RAW DATA:
━━━━━━━━━━━━━━━━
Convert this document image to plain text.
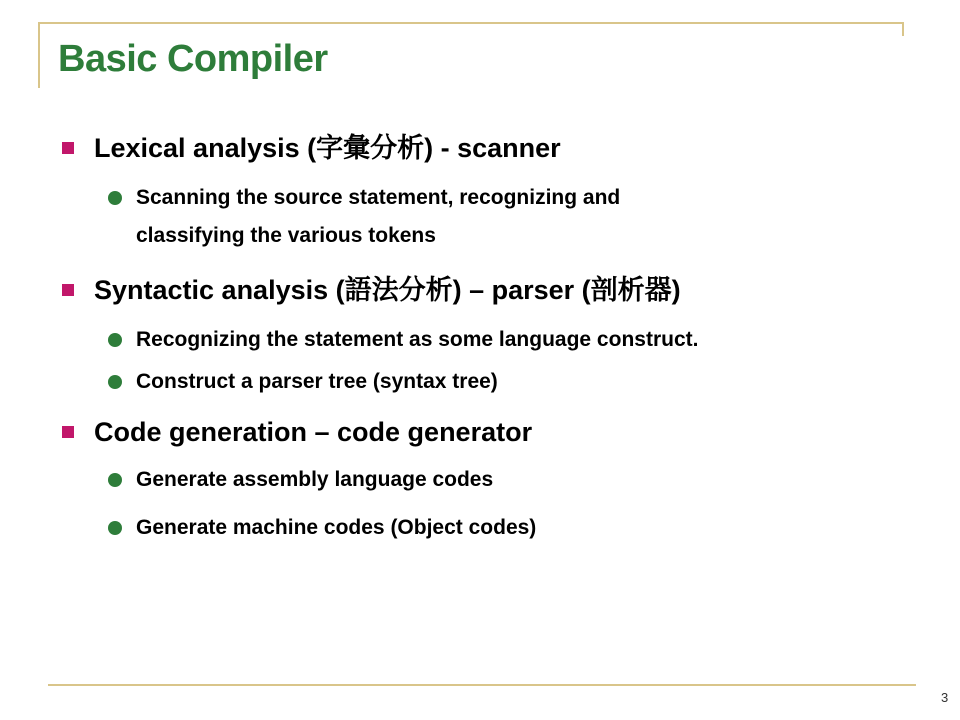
Basic Compiler
Lexical analysis (字彙分析) - scanner
Scanning the source statement, recognizing and
classifying the various tokens
Syntactic analysis (語法分析) – parser (剖析器)
Recognizing the statement as some language construct.
Construct a parser tree (syntax tree)
Code generation – code generator
Generate assembly language codes
Generate machine codes (Object codes)
3
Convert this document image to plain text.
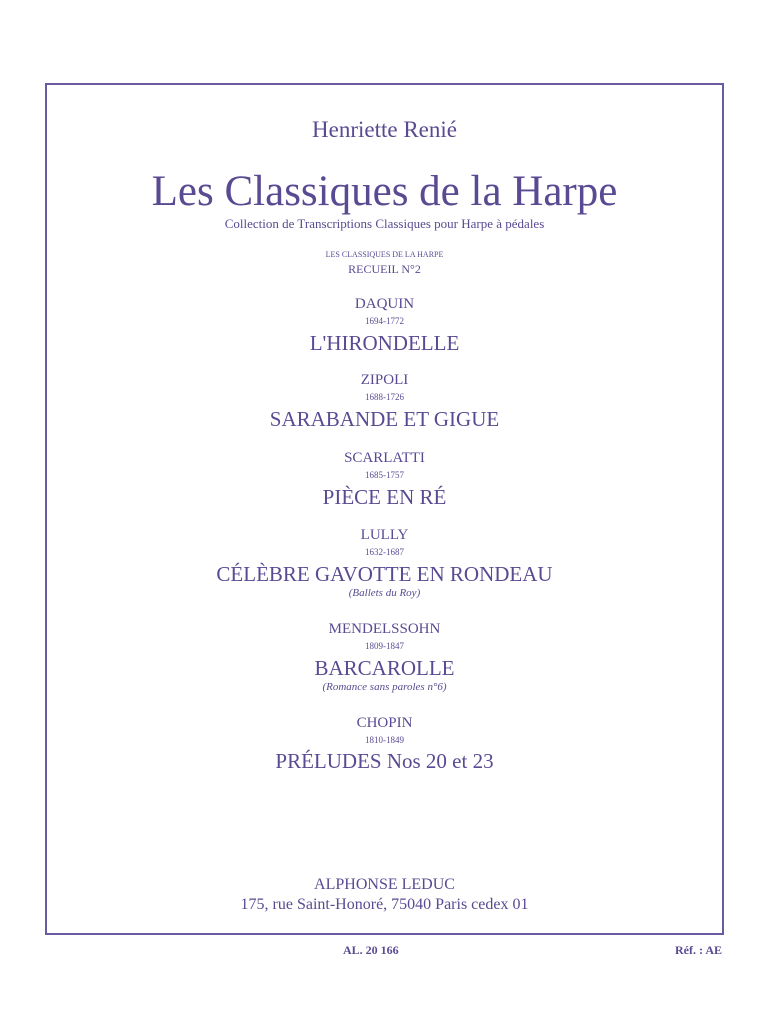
Henriette Renié
Les Classiques de la Harpe
Collection de Transcriptions Classiques pour Harpe à pédales
LES CLASSIQUES DE LA HARPE
RECUEIL N°2
DAQUIN
1694-1772
L'HIRONDELLE
ZIPOLI
1688-1726
SARABANDE ET GIGUE
SCARLATTI
1685-1757
PIÈCE EN RÉ
LULLY
1632-1687
CÉLÈBRE GAVOTTE EN RONDEAU
(Ballets du Roy)
MENDELSSOHN
1809-1847
BARCAROLLE
(Romance sans paroles n°6)
CHOPIN
1810-1849
PRÉLUDES Nos 20 et 23
ALPHONSE LEDUC
175, rue Saint-Honoré, 75040 Paris cedex 01
AL. 20 166	Réf. : AE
━━━━━━━━━━━━━━━━
TASK PROMPT:
Locate the word "Generate" in the entries, and copy every line where it is found.

COMPLETE ANSWER:
Generate assembly language codes
Generate machine codes (Object codes)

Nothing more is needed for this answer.